# EXERCISE REQUIREMENTS
Can you duplicate every row from the one containing "- size-l[interactable]: L: [820, 309, 829, 329]" down to the one containing "- pickup-note: Order", both included?

# INPUT MATERIAL
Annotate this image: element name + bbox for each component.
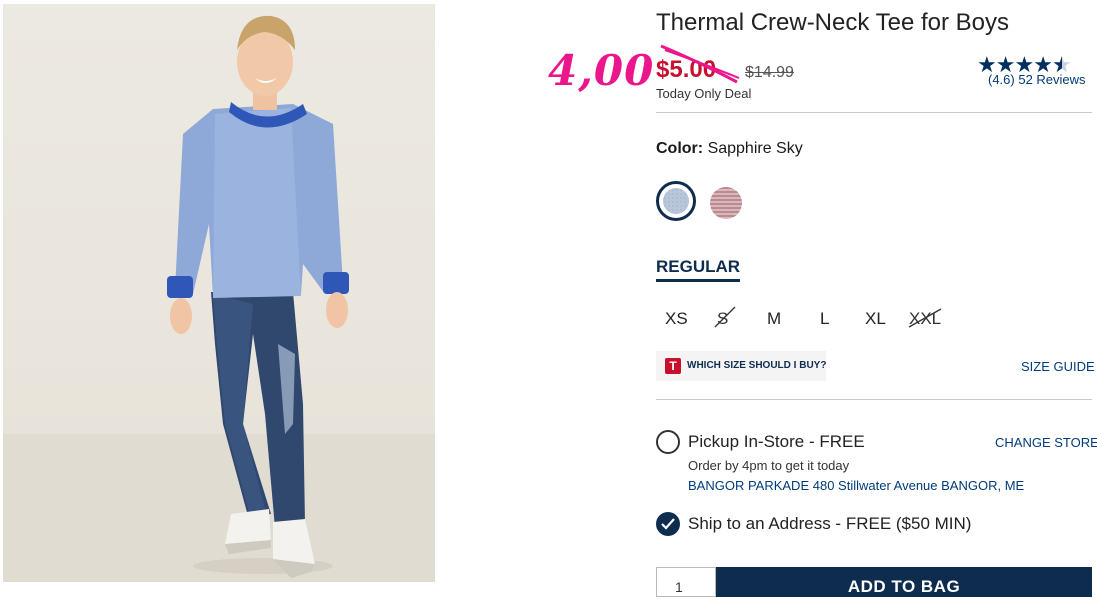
- size-l[interactable]: L: [820, 309, 829, 329]
- size-guide-link[interactable]: SIZE GUIDE: [1021, 359, 1095, 374]
- divider: [656, 112, 1092, 113]
- size-s-unavailable[interactable]: S: [714, 306, 736, 329]
- quantity-value: 1: [675, 579, 683, 595]
- quantity-select[interactable]: 1: [656, 567, 716, 597]
- pickup-label[interactable]: Pickup In-Store - FREE: [688, 432, 865, 452]
- size-xs[interactable]: XS: [665, 309, 688, 329]
- unavailable-strike-icon: [908, 308, 942, 328]
- size-help-button[interactable]: T WHICH SIZE SHOULD I BUY?: [656, 351, 826, 381]
- swatch-fill: [663, 188, 689, 214]
- deal-text: Today Only Deal: [656, 86, 752, 101]
- color-selector-label: Color: Sapphire Sky: [656, 140, 803, 158]
- divider: [656, 399, 1092, 400]
- size-xl[interactable]: XL: [865, 309, 886, 329]
- tab-regular-fit[interactable]: REGULAR: [656, 257, 741, 282]
- color-label: Color:: [656, 140, 704, 157]
- ship-checked-icon[interactable]: [656, 512, 680, 536]
- selected-color: Sapphire Sky: [707, 140, 803, 157]
- swatch-sapphire-sky[interactable]: [656, 181, 696, 221]
- size-xxl-unavailable[interactable]: XXL: [908, 308, 942, 329]
- ship-label[interactable]: Ship to an Address - FREE ($50 MIN): [688, 514, 971, 534]
- add-to-bag-button[interactable]: ADD TO BAG: [716, 567, 1092, 597]
- product-title: Thermal Crew-Neck Tee for Boys: [656, 9, 1009, 36]
- true-fit-badge-icon: T: [665, 358, 681, 374]
- handwritten-price-annotation: 4,00: [548, 46, 655, 95]
- swatch-pink-heather[interactable]: [710, 187, 742, 219]
- store-address: BANGOR PARKADE 480 Stillwater Avenue BAN…: [688, 478, 1025, 493]
- pickup-radio[interactable]: [656, 430, 680, 454]
- product-image[interactable]: [3, 4, 435, 582]
- size-m[interactable]: M: [767, 309, 781, 329]
- change-store-link[interactable]: CHANGE STORE: [995, 435, 1097, 450]
- size-help-label: WHICH SIZE SHOULD I BUY?: [687, 360, 827, 371]
- unavailable-strike-icon: [714, 306, 736, 328]
- original-price: $14.99: [745, 64, 794, 81]
- reviews-link[interactable]: (4.6) 52 Reviews: [988, 72, 1086, 87]
- price-strike-mark: [660, 44, 740, 84]
- checkmark-icon: [661, 518, 675, 530]
- boy-model-illustration: [3, 15, 435, 582]
- pickup-note: Order by 4pm to get it today: [688, 458, 850, 473]
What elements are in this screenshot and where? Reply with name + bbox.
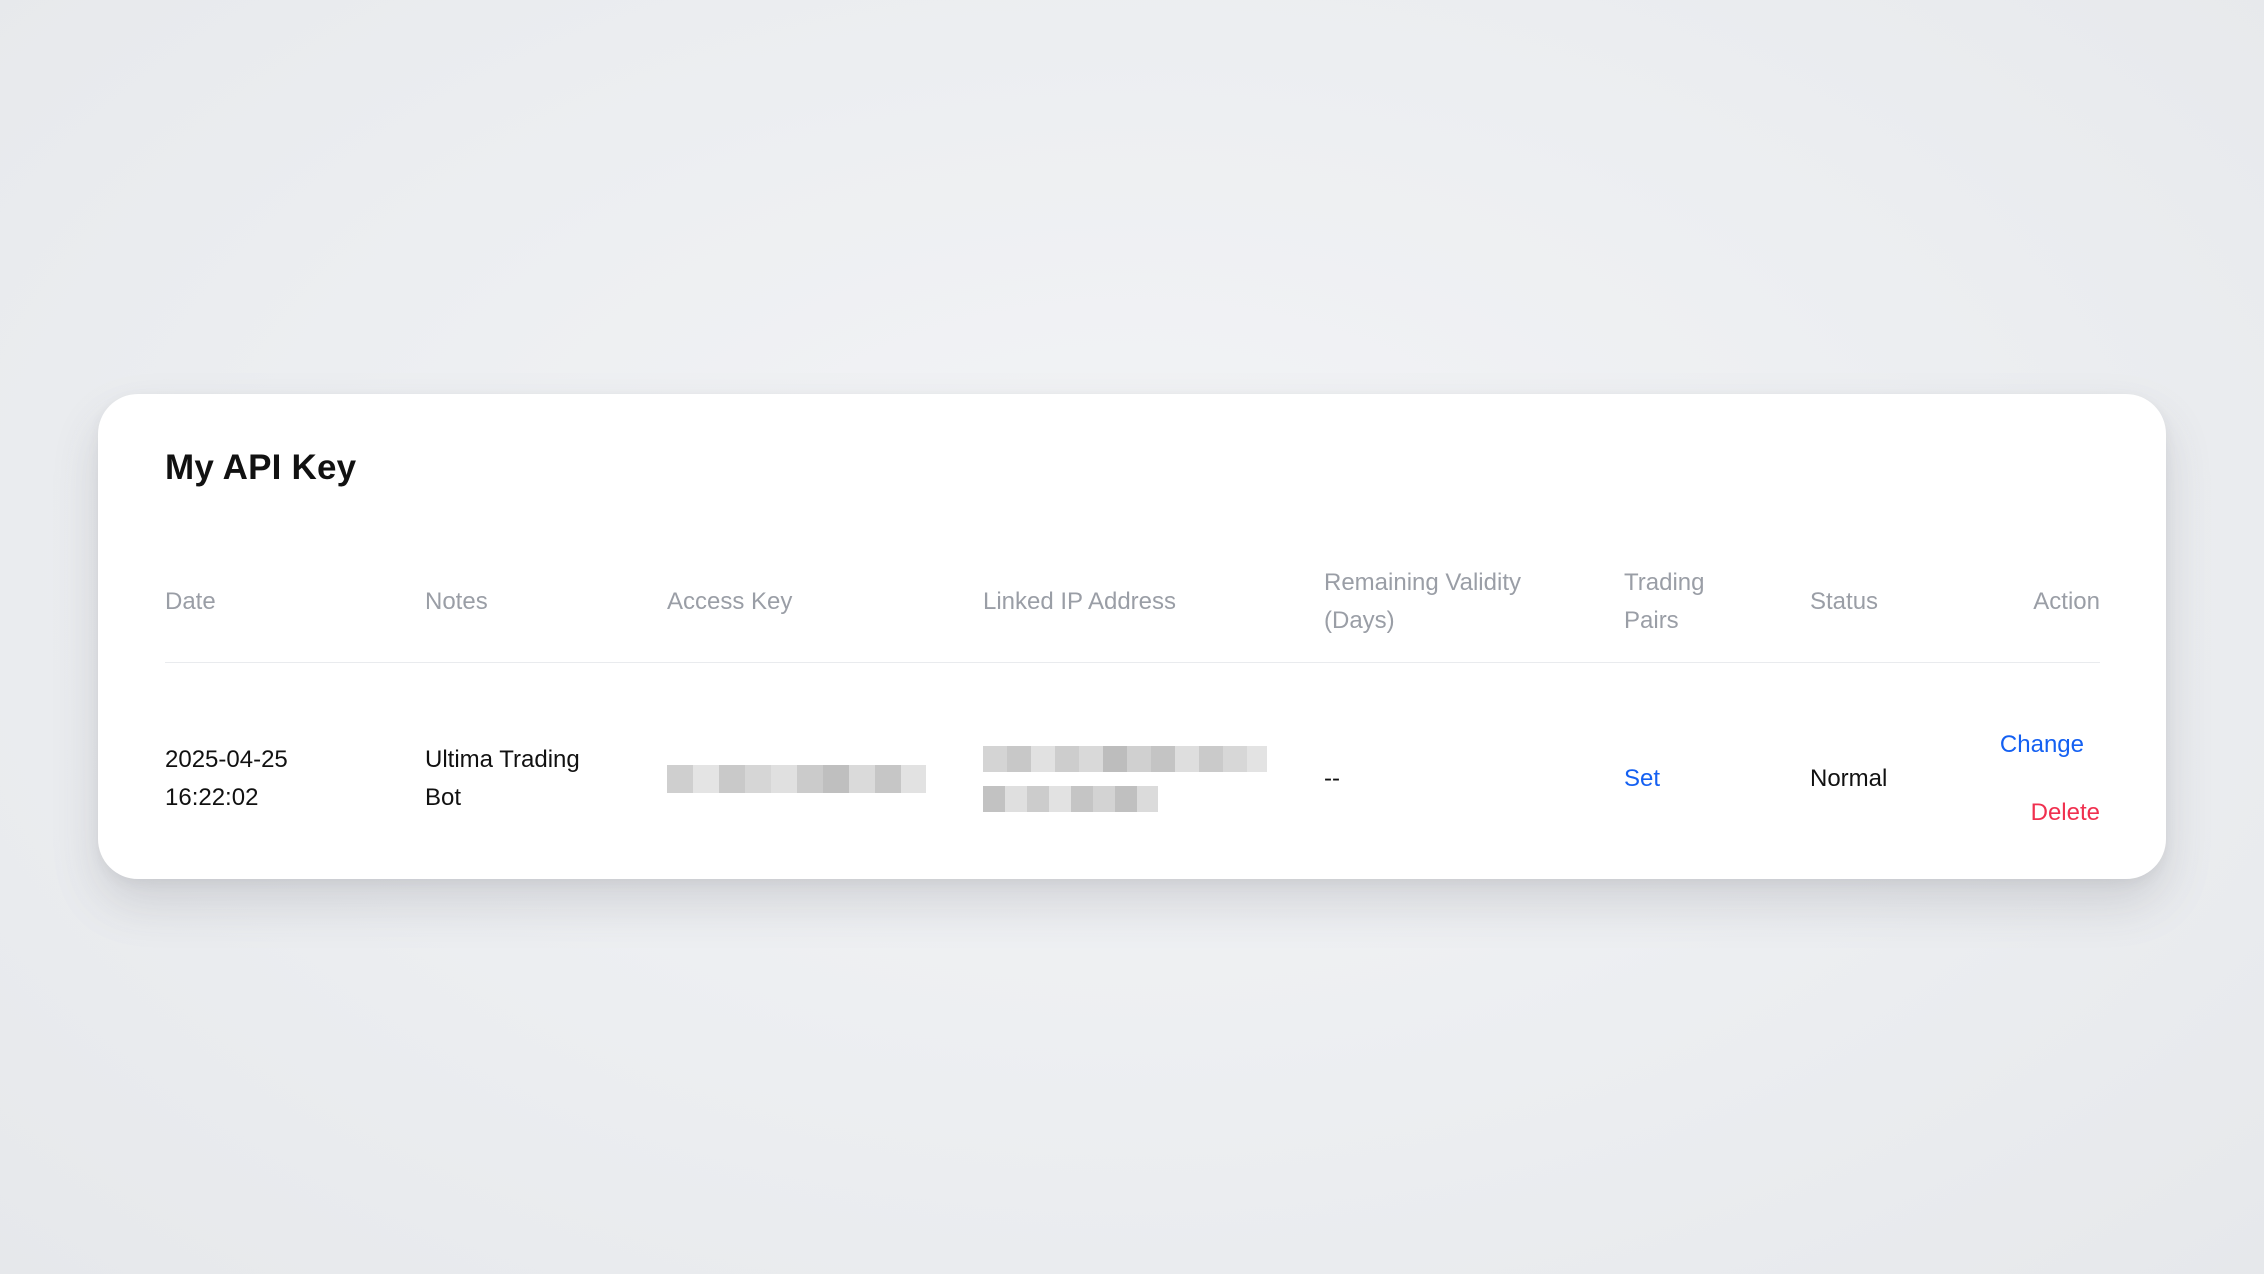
change-button[interactable]: Change xyxy=(2000,726,2084,764)
column-header-trading-pairs-label: Trading Pairs xyxy=(1624,564,1704,640)
cell-date: 2025-04-25 16:22:02 xyxy=(165,734,405,824)
api-key-card: My API Key Date Notes Access Key Linked … xyxy=(98,394,2166,879)
column-header-linked-ip: Linked IP Address xyxy=(983,564,1303,640)
page-title: My API Key xyxy=(165,448,357,487)
column-header-action-label: Action xyxy=(2033,588,2100,615)
column-header-notes: Notes xyxy=(425,564,645,640)
column-header-remaining-validity-label: Remaining Validity (Days) xyxy=(1324,564,1521,640)
delete-button[interactable]: Delete xyxy=(2031,794,2100,832)
time-line: 16:22:02 xyxy=(165,784,259,811)
access-key-redacted xyxy=(667,765,926,793)
column-header-trading-pairs: Trading Pairs xyxy=(1624,564,1784,640)
linked-ip-redacted-line1 xyxy=(983,746,1267,772)
column-header-trading-pairs-line1: Trading xyxy=(1624,569,1705,596)
column-header-action: Action xyxy=(1960,564,2100,640)
column-header-remaining-validity-line1: Remaining Validity xyxy=(1324,569,1521,596)
date-value: 2025-04-25 16:22:02 xyxy=(165,741,288,817)
set-trading-pairs-link[interactable]: Set xyxy=(1624,760,1660,798)
column-header-trading-pairs-line2: Pairs xyxy=(1624,607,1679,634)
column-header-date: Date xyxy=(165,564,405,640)
date-line: 2025-04-25 xyxy=(165,746,288,773)
column-header-notes-label: Notes xyxy=(425,588,488,615)
cell-action: Change Delete xyxy=(1960,716,2100,842)
cell-remaining-validity: -- xyxy=(1324,734,1604,824)
notes-line1: Ultima Trading xyxy=(425,746,580,773)
header-divider xyxy=(165,662,2100,663)
column-header-remaining-validity: Remaining Validity (Days) xyxy=(1324,564,1604,640)
column-header-access-key: Access Key xyxy=(667,564,957,640)
column-header-status: Status xyxy=(1810,564,1960,640)
cell-access-key xyxy=(667,734,957,824)
linked-ip-redacted xyxy=(983,746,1267,812)
cell-trading-pairs: Set xyxy=(1624,734,1784,824)
cell-linked-ip xyxy=(983,734,1303,824)
column-header-access-key-label: Access Key xyxy=(667,588,793,615)
column-header-linked-ip-label: Linked IP Address xyxy=(983,588,1177,615)
column-header-date-label: Date xyxy=(165,588,216,615)
notes-line2: Bot xyxy=(425,784,462,811)
cell-notes: Ultima Trading Bot xyxy=(425,734,645,824)
column-header-remaining-validity-line2: (Days) xyxy=(1324,607,1395,634)
cell-status: Normal xyxy=(1810,734,1960,824)
column-header-status-label: Status xyxy=(1810,588,1879,615)
remaining-validity-value: -- xyxy=(1324,765,1340,792)
linked-ip-redacted-line2 xyxy=(983,786,1158,812)
notes-value: Ultima Trading Bot xyxy=(425,741,580,817)
status-value: Normal xyxy=(1810,765,1888,792)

# THE REPLY
- size-l[interactable]: L: [820, 309, 829, 329]
- size-guide-link[interactable]: SIZE GUIDE: [1021, 359, 1095, 374]
- divider: [656, 112, 1092, 113]
- size-s-unavailable[interactable]: S: [714, 306, 736, 329]
- quantity-value: 1: [675, 579, 683, 595]
- quantity-select[interactable]: 1: [656, 567, 716, 597]
- pickup-label[interactable]: Pickup In-Store - FREE: [688, 432, 865, 452]
- size-xs[interactable]: XS: [665, 309, 688, 329]
- unavailable-strike-icon: [908, 308, 942, 328]
- size-help-button[interactable]: T WHICH SIZE SHOULD I BUY?: [656, 351, 826, 381]
- swatch-fill: [663, 188, 689, 214]
- deal-text: Today Only Deal: [656, 86, 752, 101]
- color-selector-label: Color: Sapphire Sky: [656, 140, 803, 158]
- divider: [656, 399, 1092, 400]
- size-xl[interactable]: XL: [865, 309, 886, 329]
- tab-regular-fit[interactable]: REGULAR: [656, 257, 741, 282]
- color-label: Color:: [656, 140, 704, 157]
- ship-checked-icon[interactable]: [656, 512, 680, 536]
- selected-color: Sapphire Sky: [707, 140, 803, 157]
- swatch-sapphire-sky[interactable]: [656, 181, 696, 221]
- size-xxl-unavailable[interactable]: XXL: [908, 308, 942, 329]
- ship-label[interactable]: Ship to an Address - FREE ($50 MIN): [688, 514, 971, 534]
- add-to-bag-button[interactable]: ADD TO BAG: [716, 567, 1092, 597]
- product-title: Thermal Crew-Neck Tee for Boys: [656, 9, 1009, 36]
- true-fit-badge-icon: T: [665, 358, 681, 374]
- handwritten-price-annotation: 4,00: [548, 46, 655, 95]
- swatch-pink-heather[interactable]: [710, 187, 742, 219]
- store-address: BANGOR PARKADE 480 Stillwater Avenue BAN…: [688, 478, 1025, 493]
- pickup-radio[interactable]: [656, 430, 680, 454]
- product-image[interactable]: [3, 4, 435, 582]
- size-m[interactable]: M: [767, 309, 781, 329]
- change-store-link[interactable]: CHANGE STORE: [995, 435, 1097, 450]
- size-help-label: WHICH SIZE SHOULD I BUY?: [687, 360, 827, 371]
- unavailable-strike-icon: [714, 306, 736, 328]
- original-price: $14.99: [745, 64, 794, 81]
- reviews-link[interactable]: (4.6) 52 Reviews: [988, 72, 1086, 87]
- price-strike-mark: [660, 44, 740, 84]
- checkmark-icon: [661, 518, 675, 530]
- boy-model-illustration: [3, 15, 435, 582]
- pickup-note: Order by 4pm to get it today: [688, 458, 850, 473]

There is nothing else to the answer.